▶ Your instructions
Give all of the lines again exactly as they read.

[Recorded data]
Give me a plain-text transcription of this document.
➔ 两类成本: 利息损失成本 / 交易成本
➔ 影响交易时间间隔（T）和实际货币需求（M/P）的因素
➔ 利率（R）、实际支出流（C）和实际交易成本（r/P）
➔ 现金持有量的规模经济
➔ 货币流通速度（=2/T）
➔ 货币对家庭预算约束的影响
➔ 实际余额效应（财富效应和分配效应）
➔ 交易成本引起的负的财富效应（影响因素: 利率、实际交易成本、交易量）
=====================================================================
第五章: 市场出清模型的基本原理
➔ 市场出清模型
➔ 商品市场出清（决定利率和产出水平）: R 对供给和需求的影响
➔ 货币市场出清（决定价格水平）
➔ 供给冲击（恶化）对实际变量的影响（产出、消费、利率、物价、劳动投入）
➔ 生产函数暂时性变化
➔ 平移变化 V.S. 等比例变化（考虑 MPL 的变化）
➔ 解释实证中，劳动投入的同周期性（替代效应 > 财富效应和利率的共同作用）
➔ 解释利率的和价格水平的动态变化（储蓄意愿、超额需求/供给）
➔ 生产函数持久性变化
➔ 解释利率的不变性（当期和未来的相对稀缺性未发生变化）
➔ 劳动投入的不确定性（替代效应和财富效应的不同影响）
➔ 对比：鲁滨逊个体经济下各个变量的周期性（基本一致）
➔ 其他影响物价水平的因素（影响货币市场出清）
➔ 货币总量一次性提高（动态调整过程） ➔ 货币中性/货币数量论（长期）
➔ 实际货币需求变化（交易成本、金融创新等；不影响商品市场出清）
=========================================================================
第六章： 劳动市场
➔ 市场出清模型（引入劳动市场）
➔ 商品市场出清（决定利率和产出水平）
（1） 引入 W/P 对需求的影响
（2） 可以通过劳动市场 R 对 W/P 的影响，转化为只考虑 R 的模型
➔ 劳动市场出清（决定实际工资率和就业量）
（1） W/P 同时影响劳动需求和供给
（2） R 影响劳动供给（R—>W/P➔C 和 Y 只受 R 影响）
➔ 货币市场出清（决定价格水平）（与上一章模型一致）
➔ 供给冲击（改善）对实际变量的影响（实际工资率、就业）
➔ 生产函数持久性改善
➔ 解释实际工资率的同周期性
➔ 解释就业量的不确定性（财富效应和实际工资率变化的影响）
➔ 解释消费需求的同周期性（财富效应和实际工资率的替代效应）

▶ Solution to the exercise
Give me a plain-text transcription of this document.
➔ 两类成本: 利息损失成本 / 交易成本
➔ 影响交易时间间隔（T）和实际货币需求（M/P）的因素
➔ 利率（R）、实际支出流（C）和实际交易成本（r/P）
➔ 现金持有量的规模经济
➔ 货币流通速度（=2/T）
➔ 货币对家庭预算约束的影响
➔ 实际余额效应（财富效应和分配效应）
➔ 交易成本引起的负的财富效应（影响因素: 利率、实际交易成本、交易量）
=====================================================================
第五章: 市场出清模型的基本原理
➔ 市场出清模型
➔ 商品市场出清（决定利率和产出水平）: R 对供给和需求的影响
➔ 货币市场出清（决定价格水平）
➔ 供给冲击（恶化）对实际变量的影响（产出、消费、利率、物价、劳动投入）
➔ 生产函数暂时性变化
➔ 平移变化 V.S. 等比例变化（考虑 MPL 的变化）
➔ 解释实证中，劳动投入的同周期性（替代效应 > 财富效应和利率的共同作用）
➔ 解释利率的和价格水平的动态变化（储蓄意愿、超额需求/供给）
➔ 生产函数持久性变化
➔ 解释利率的不变性（当期和未来的相对稀缺性未发生变化）
➔ 劳动投入的不确定性（替代效应和财富效应的不同影响）
➔ 对比：鲁滨逊个体经济下各个变量的周期性（基本一致）
➔ 其他影响物价水平的因素（影响货币市场出清）
➔ 货币总量一次性提高（动态调整过程） ➔ 货币中性/货币数量论（长期）
➔ 实际货币需求变化（交易成本、金融创新等；不影响商品市场出清）
=========================================================================
第六章： 劳动市场
➔ 市场出清模型（引入劳动市场）
➔ 商品市场出清（决定利率和产出水平）
（1） 引入 W/P 对需求的影响
（2） 可以通过劳动市场 R 对 W/P 的影响，转化为只考虑 R 的模型
➔ 劳动市场出清（决定实际工资率和就业量）
（1） W/P 同时影响劳动需求和供给
（2） R 影响劳动供给（R—>W/P➔C 和 Y 只受 R 影响）
➔ 货币市场出清（决定价格水平）（与上一章模型一致）
➔ 供给冲击（改善）对实际变量的影响（实际工资率、就业）
➔ 生产函数持久性改善
➔ 解释实际工资率的同周期性
➔ 解释就业量的不确定性（财富效应和实际工资率变化的影响）
➔ 解释消费需求的同周期性（财富效应和实际工资率的替代效应）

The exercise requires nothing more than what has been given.